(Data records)
******
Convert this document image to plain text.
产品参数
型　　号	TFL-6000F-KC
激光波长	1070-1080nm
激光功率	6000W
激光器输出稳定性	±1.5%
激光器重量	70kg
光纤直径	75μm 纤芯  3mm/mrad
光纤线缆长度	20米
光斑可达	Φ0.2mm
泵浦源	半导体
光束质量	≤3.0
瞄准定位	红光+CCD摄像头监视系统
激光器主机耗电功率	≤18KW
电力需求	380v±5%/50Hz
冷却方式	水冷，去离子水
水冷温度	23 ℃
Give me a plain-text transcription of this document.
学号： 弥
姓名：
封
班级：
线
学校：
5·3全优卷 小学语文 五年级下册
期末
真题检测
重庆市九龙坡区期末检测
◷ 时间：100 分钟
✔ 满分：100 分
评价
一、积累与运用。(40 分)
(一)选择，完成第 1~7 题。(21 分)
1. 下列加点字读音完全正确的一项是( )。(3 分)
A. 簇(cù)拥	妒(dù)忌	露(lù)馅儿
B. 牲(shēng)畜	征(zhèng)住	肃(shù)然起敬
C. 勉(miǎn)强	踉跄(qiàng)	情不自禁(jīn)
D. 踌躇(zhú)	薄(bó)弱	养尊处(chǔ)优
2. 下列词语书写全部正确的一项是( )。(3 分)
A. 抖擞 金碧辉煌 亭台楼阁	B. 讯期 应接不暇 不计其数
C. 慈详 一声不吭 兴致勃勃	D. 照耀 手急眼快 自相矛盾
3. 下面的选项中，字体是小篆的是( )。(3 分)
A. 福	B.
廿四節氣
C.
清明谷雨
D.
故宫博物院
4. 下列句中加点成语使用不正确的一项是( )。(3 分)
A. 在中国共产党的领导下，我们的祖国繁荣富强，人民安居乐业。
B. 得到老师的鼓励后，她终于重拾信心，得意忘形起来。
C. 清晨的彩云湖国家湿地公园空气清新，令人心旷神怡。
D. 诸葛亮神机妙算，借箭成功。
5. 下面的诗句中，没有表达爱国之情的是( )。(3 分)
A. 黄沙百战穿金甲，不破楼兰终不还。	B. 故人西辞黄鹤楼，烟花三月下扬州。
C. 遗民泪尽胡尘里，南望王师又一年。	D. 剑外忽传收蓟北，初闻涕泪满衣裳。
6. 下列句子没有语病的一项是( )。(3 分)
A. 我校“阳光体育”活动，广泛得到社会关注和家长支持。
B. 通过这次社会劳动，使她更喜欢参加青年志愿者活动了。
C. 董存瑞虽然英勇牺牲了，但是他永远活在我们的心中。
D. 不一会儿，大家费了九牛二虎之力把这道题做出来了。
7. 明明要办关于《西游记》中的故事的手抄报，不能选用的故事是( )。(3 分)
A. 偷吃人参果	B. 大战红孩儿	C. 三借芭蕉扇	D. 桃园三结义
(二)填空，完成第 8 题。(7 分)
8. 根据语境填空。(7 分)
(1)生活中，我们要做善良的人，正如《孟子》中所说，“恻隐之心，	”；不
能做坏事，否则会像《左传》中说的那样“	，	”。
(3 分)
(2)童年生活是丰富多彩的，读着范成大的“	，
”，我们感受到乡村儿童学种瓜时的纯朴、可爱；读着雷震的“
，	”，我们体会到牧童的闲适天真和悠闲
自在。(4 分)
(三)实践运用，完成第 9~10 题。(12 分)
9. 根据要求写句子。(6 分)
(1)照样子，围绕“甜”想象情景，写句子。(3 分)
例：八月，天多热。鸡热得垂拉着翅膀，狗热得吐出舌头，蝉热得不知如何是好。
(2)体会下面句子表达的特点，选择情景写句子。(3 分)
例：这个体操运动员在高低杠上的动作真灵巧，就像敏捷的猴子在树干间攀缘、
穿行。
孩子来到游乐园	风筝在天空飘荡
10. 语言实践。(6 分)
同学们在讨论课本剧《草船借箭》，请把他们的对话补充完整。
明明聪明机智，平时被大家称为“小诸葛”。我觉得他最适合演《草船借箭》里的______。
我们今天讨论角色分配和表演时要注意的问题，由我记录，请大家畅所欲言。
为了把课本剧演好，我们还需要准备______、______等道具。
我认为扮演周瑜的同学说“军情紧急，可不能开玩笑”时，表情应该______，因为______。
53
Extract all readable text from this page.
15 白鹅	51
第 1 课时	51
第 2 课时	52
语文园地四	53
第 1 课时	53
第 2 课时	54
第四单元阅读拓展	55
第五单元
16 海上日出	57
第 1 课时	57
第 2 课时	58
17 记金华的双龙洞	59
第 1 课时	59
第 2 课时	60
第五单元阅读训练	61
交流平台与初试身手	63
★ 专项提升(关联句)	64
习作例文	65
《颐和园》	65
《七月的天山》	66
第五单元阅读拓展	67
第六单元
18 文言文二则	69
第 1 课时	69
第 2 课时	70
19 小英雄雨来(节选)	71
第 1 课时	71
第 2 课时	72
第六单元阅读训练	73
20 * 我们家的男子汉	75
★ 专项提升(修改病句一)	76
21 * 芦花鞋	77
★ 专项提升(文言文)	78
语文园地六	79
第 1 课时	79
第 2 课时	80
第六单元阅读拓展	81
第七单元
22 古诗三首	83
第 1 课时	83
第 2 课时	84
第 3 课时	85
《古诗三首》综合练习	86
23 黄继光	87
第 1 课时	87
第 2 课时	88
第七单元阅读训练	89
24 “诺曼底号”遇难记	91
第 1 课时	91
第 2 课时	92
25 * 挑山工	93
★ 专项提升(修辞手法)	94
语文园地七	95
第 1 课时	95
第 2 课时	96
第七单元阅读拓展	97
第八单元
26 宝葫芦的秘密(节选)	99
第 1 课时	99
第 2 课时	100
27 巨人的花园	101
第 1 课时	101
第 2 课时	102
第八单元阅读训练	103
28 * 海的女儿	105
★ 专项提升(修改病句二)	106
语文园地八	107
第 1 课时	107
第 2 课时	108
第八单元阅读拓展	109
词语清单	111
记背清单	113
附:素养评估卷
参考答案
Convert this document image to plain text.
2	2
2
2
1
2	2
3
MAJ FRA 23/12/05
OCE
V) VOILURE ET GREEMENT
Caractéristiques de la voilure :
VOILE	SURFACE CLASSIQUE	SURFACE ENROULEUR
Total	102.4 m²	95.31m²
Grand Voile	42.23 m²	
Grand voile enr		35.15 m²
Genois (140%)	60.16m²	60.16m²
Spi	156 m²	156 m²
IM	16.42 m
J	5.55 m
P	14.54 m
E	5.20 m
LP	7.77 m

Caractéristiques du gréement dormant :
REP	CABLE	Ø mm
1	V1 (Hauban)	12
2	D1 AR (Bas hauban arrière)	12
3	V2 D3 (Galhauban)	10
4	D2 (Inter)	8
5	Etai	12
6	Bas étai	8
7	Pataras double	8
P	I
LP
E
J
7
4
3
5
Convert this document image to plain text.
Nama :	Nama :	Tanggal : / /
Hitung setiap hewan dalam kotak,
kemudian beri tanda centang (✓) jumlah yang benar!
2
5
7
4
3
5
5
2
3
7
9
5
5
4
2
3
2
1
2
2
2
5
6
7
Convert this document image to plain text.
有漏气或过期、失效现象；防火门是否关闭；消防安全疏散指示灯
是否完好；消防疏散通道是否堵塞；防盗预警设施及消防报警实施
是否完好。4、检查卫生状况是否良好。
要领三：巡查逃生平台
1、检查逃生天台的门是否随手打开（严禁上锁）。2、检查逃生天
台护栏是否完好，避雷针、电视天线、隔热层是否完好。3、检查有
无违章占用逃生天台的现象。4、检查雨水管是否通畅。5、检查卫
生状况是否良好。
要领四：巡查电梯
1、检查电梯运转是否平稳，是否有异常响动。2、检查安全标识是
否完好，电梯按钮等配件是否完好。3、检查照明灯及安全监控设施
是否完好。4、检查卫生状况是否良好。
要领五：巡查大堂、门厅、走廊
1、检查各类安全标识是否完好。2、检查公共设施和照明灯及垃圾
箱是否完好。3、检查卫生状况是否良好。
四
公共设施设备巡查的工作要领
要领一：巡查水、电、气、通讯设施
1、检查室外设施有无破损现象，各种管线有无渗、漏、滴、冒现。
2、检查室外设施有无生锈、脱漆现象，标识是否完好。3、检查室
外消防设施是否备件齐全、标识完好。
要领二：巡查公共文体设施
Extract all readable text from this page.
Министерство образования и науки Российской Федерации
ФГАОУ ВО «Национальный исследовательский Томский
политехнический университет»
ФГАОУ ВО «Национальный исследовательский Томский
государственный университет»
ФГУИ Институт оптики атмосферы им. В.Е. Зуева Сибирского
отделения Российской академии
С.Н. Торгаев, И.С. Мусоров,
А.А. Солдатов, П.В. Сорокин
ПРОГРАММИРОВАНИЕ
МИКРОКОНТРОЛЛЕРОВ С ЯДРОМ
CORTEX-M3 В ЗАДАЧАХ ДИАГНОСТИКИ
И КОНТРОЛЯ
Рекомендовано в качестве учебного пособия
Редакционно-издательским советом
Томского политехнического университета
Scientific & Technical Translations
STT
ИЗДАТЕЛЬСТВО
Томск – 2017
******
### REQUIREMENT
How many lines of the entries above hold the string "Российской"? Reply with the number alone.

### EXERCISE SOLUTION
2